Data entries:
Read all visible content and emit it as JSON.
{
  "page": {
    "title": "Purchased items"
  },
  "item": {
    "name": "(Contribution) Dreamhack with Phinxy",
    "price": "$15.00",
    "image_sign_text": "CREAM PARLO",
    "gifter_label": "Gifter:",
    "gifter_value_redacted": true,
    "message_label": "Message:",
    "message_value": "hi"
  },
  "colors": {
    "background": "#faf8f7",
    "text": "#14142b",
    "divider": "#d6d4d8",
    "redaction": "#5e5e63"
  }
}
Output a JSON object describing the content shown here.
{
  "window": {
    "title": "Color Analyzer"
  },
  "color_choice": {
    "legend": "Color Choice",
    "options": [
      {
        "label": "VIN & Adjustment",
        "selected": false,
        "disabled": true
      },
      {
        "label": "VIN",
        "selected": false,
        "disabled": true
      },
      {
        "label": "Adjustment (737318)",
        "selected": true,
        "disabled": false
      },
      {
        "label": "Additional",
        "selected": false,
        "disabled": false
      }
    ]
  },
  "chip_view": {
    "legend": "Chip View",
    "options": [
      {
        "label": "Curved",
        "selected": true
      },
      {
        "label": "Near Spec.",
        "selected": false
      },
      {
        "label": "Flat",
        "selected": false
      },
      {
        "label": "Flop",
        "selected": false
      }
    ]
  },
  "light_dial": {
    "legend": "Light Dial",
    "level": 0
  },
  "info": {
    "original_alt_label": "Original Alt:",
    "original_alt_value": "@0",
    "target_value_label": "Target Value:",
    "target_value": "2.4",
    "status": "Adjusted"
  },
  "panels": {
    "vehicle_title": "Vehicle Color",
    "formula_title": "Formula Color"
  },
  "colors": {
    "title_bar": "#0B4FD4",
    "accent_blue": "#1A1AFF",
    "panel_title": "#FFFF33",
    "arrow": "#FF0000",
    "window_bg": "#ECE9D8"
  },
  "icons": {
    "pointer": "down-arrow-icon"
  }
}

• **Given request**:
Return exactly, and only, the line containing "Output a JSON" and every line after it through the end of the material.

• **The solution**:
Output a JSON object describing the content shown here.
{
  "window": {
    "title": "Color Analyzer"
  },
  "color_choice": {
    "legend": "Color Choice",
    "options": [
      {
        "label": "VIN & Adjustment",
        "selected": false,
        "disabled": true
      },
      {
        "label": "VIN",
        "selected": false,
        "disabled": true
      },
      {
        "label": "Adjustment (737318)",
        "selected": true,
        "disabled": false
      },
      {
        "label": "Additional",
        "selected": false,
        "disabled": false
      }
    ]
  },
  "chip_view": {
    "legend": "Chip View",
    "options": [
      {
        "label": "Curved",
        "selected": true
      },
      {
        "label": "Near Spec.",
        "selected": false
      },
      {
        "label": "Flat",
        "selected": false
      },
      {
        "label": "Flop",
        "selected": false
      }
    ]
  },
  "light_dial": {
    "legend": "Light Dial",
    "level": 0
  },
  "info": {
    "original_alt_label": "Original Alt:",
    "original_alt_value": "@0",
    "target_value_label": "Target Value:",
    "target_value": "2.4",
    "status": "Adjusted"
  },
  "panels": {
    "vehicle_title": "Vehicle Color",
    "formula_title": "Formula Color"
  },
  "colors": {
    "title_bar": "#0B4FD4",
    "accent_blue": "#1A1AFF",
    "panel_title": "#FFFF33",
    "arrow": "#FF0000",
    "window_bg": "#ECE9D8"
  },
  "icons": {
    "pointer": "down-arrow-icon"
  }
}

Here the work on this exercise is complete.